[start]

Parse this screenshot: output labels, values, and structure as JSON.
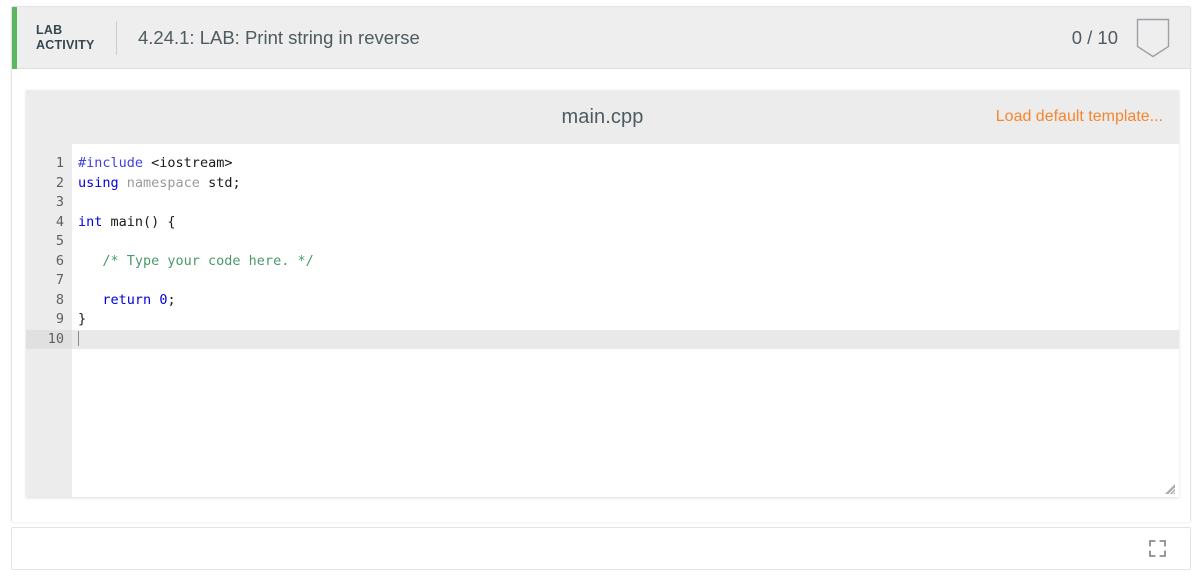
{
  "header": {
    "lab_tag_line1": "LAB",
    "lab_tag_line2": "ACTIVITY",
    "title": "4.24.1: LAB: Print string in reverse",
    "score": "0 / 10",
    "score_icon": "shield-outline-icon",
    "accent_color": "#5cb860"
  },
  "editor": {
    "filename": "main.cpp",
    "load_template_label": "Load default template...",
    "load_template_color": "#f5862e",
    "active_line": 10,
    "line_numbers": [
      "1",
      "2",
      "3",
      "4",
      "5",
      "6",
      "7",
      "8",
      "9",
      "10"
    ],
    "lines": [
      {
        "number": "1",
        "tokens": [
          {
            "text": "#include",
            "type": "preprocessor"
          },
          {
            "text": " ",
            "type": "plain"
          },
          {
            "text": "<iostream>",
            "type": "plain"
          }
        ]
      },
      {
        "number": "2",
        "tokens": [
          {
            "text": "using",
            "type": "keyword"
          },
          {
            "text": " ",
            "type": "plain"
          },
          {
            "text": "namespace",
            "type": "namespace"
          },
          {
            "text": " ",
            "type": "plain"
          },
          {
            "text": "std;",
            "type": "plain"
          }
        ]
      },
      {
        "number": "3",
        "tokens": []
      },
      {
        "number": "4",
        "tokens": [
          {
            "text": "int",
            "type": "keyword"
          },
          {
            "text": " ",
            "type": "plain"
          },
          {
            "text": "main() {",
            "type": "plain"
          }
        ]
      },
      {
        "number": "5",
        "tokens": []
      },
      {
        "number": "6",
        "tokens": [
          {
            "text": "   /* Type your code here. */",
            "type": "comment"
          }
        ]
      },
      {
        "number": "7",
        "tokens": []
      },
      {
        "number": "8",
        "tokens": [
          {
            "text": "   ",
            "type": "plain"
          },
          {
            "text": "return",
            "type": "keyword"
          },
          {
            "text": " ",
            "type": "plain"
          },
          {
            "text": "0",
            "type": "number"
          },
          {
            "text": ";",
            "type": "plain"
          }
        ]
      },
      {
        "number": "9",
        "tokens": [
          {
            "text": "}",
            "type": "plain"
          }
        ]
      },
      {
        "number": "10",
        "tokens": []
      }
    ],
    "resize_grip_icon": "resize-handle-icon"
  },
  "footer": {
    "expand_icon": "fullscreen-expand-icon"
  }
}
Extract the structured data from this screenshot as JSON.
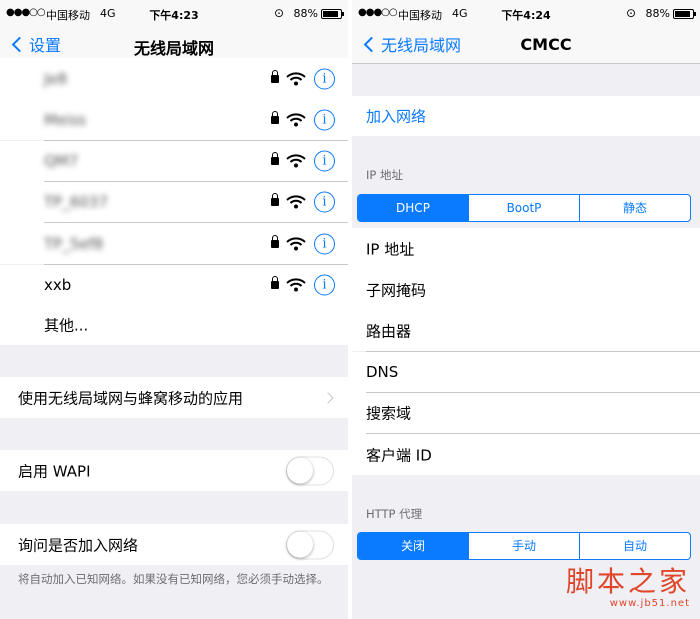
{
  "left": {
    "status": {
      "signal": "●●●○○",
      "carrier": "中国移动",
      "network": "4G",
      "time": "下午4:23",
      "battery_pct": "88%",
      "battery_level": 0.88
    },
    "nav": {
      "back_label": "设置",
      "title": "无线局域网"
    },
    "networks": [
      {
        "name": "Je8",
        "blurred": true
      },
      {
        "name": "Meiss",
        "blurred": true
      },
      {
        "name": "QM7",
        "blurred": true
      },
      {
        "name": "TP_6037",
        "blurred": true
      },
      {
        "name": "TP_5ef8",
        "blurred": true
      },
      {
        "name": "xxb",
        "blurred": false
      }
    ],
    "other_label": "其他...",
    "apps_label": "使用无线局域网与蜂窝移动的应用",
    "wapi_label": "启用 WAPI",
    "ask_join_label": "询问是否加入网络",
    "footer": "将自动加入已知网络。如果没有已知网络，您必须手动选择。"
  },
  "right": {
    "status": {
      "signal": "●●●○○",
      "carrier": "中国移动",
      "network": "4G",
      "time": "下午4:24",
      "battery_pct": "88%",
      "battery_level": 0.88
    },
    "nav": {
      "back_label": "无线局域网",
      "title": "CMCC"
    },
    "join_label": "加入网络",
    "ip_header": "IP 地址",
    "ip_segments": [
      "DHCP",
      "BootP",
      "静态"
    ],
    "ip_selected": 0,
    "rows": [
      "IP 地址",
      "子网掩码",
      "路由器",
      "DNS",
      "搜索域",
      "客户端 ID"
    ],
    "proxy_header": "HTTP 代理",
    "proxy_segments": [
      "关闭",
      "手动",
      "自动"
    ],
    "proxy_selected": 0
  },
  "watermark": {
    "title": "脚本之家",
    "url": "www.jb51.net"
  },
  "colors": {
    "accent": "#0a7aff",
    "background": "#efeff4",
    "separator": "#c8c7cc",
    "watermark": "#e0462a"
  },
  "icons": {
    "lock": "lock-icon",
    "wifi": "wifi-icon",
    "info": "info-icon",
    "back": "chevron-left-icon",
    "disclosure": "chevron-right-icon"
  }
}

[end]

▶ _GOAL OF THE EXERCISE_:
Which lines include the word "this"? Copy every one of them.

▶ _EXPECTED ANSWER_:
Parse this screenshot: output labels, values, and structure as JSON.
Extract the structured data from this screenshot as JSON.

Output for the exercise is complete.